#### [Input]
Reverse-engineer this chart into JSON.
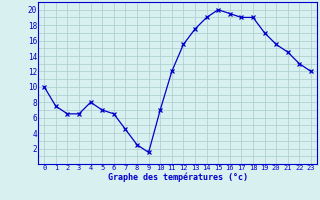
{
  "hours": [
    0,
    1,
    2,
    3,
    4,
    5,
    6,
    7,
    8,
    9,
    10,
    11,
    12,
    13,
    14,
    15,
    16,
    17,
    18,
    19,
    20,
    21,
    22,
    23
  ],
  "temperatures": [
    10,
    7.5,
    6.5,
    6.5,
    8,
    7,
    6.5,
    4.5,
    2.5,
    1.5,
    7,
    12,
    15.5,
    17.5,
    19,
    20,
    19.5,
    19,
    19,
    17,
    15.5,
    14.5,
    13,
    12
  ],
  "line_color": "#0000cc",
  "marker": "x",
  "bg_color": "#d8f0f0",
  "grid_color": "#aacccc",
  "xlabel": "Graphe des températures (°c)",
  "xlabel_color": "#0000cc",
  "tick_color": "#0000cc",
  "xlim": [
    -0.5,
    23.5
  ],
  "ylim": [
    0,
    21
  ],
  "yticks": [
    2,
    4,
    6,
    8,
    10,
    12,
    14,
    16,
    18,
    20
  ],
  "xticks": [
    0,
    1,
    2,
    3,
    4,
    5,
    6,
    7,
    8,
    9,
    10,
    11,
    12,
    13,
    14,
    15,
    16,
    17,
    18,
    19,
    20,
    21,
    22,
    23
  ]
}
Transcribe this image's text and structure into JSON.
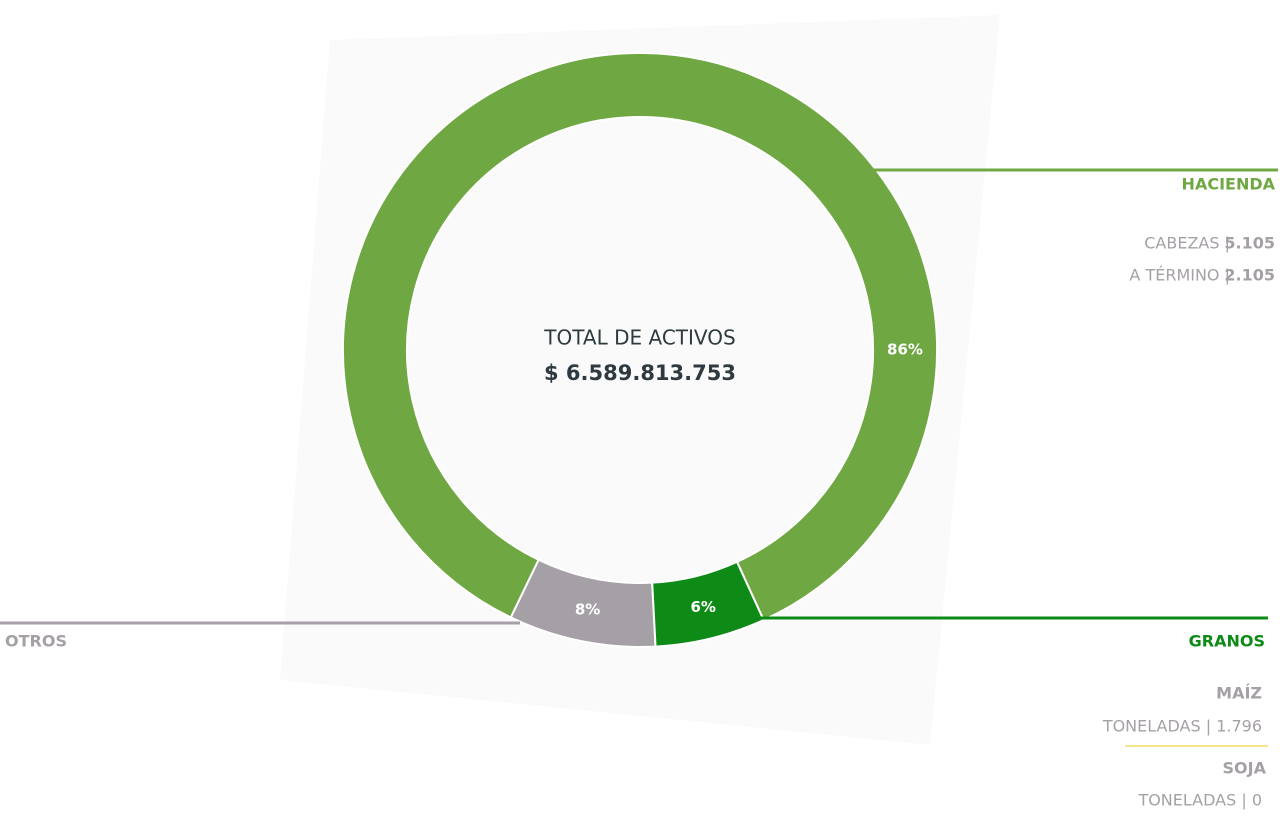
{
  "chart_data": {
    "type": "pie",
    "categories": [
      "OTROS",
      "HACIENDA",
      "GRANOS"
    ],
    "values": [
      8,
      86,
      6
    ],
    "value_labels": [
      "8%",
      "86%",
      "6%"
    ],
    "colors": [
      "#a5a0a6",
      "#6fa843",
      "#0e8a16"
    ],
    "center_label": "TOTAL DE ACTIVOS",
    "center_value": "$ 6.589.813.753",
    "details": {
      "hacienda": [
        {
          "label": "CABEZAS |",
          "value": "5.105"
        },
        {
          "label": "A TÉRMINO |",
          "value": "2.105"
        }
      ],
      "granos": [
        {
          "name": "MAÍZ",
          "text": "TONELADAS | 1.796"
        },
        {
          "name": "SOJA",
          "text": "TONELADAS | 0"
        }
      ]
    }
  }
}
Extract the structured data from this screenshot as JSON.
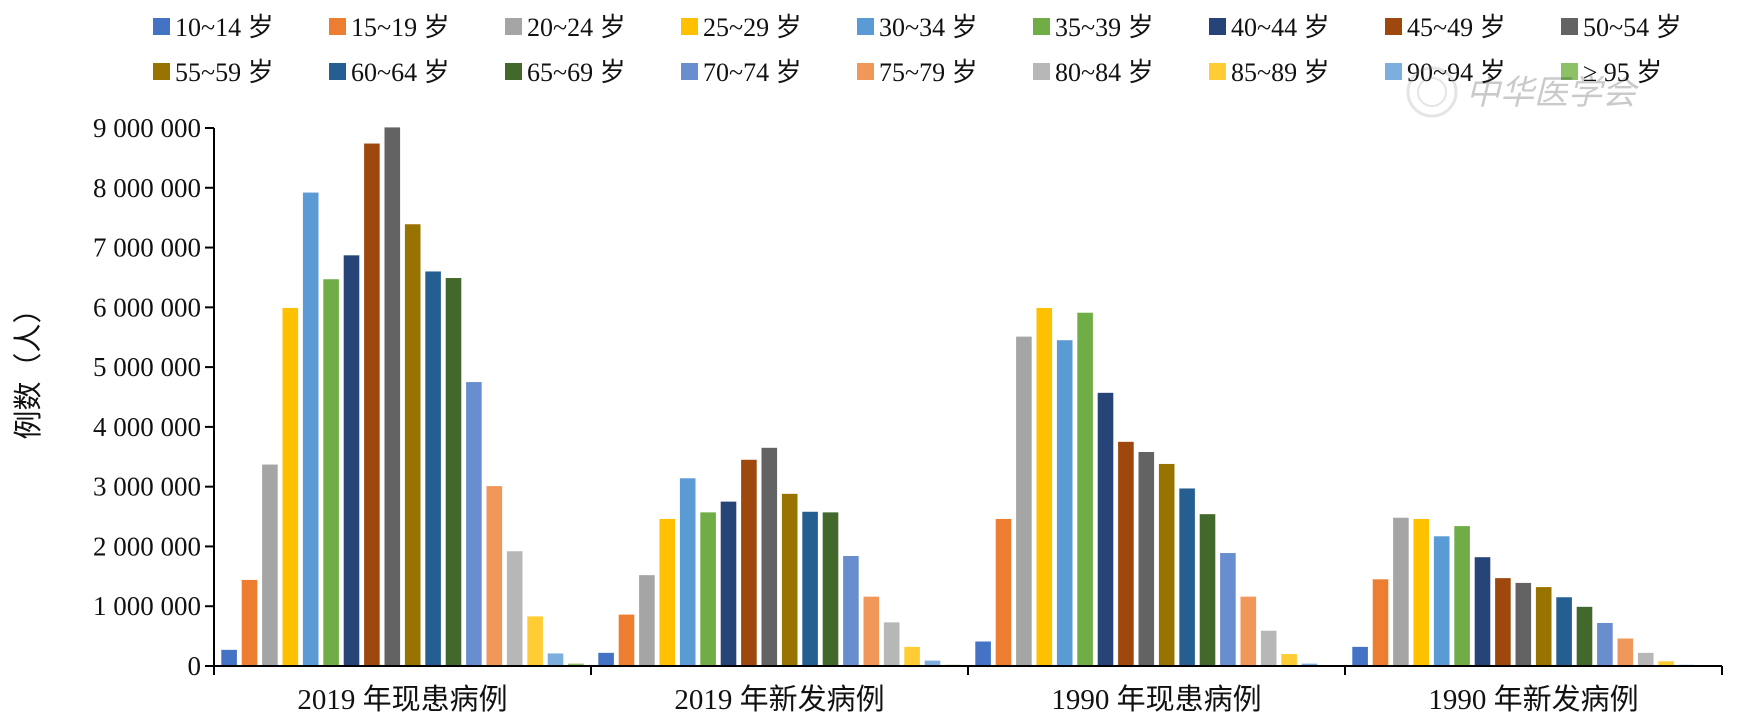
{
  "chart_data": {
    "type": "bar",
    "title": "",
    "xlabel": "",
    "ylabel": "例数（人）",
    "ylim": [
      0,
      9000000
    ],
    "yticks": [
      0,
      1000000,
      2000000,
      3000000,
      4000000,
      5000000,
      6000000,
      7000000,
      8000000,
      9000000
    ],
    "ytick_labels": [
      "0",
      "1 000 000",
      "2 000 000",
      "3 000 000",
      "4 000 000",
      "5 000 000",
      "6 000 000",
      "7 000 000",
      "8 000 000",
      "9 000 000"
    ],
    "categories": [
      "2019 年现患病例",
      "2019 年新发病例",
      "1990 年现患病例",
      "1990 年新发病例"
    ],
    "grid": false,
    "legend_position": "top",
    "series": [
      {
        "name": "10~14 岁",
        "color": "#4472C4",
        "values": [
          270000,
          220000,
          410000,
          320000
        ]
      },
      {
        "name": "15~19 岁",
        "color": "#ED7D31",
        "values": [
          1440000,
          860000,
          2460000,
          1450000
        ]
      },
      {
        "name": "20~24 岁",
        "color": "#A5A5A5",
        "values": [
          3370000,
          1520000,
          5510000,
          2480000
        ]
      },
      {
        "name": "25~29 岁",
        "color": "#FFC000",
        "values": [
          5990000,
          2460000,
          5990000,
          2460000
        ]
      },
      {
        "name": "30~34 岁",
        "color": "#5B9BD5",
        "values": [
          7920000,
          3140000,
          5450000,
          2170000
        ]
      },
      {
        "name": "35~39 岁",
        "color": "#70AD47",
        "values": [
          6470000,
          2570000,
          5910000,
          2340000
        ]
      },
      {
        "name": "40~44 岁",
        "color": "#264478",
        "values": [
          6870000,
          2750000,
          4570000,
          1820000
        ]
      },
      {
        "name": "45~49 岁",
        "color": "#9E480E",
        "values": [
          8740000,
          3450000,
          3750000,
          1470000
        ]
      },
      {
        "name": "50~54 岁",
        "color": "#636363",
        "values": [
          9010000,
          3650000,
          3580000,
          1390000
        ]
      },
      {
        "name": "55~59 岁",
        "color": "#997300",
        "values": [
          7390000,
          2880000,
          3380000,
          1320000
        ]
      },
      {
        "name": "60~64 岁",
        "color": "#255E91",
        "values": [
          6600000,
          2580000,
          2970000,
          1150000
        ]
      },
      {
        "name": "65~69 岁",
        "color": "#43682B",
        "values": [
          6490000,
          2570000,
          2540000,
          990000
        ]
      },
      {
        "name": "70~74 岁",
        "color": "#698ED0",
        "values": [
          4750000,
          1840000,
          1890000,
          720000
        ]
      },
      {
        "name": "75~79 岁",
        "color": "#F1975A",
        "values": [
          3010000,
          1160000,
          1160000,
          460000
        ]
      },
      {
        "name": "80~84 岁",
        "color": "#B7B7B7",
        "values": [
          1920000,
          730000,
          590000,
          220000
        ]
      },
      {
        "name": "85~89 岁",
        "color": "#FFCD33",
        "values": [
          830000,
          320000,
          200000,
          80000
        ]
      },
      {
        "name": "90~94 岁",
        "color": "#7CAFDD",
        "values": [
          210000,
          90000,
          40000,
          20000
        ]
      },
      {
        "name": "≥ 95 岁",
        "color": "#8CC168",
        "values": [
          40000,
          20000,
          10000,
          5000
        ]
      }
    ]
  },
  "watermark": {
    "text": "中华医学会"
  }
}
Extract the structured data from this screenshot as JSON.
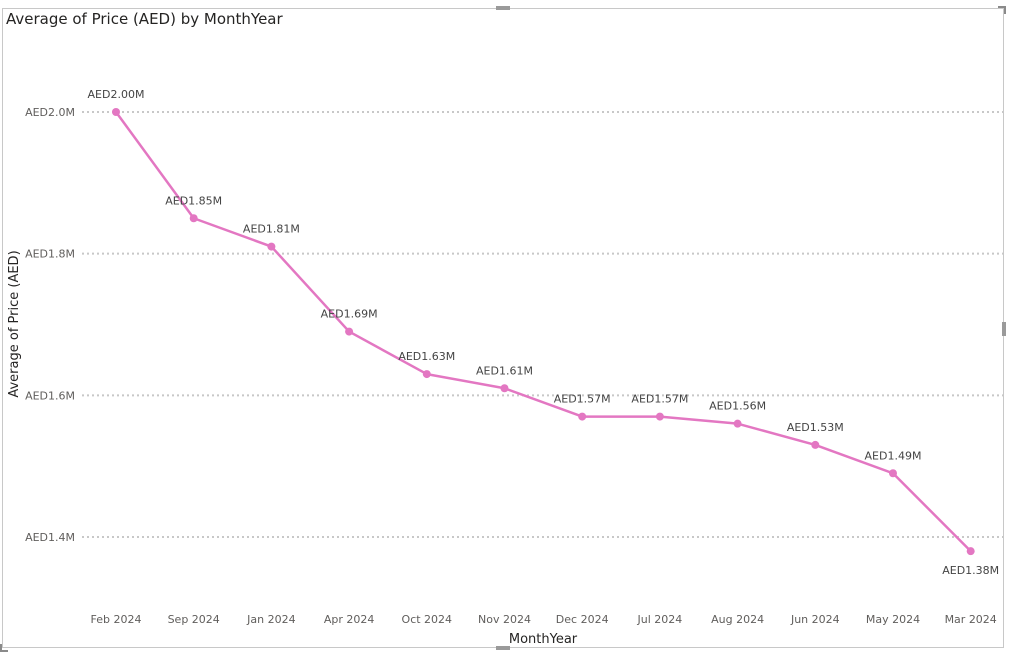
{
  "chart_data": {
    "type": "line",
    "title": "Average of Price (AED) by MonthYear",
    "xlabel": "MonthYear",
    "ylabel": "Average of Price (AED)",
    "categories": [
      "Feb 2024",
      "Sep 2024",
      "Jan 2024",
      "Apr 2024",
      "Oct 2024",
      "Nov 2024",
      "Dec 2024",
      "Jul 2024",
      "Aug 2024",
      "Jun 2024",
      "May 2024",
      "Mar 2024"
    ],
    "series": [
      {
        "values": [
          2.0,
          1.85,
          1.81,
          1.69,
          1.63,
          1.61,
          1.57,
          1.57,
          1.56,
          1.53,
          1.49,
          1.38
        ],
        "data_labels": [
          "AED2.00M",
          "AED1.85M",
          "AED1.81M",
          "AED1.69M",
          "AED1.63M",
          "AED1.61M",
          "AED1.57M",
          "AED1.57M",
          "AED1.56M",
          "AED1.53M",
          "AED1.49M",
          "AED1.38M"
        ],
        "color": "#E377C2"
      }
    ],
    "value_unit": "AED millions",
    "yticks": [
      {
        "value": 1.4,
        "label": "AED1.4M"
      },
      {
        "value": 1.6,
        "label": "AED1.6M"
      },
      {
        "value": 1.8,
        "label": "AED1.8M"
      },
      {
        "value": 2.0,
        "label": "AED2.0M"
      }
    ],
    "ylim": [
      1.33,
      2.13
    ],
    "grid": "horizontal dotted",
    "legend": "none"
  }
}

#### [Written instruction]
Search the data above for the word "Average", then gather each line in which it appears.

#### [Final result]
    "title": "Average of Price (AED) by MonthYear",
    "ylabel": "Average of Price (AED)",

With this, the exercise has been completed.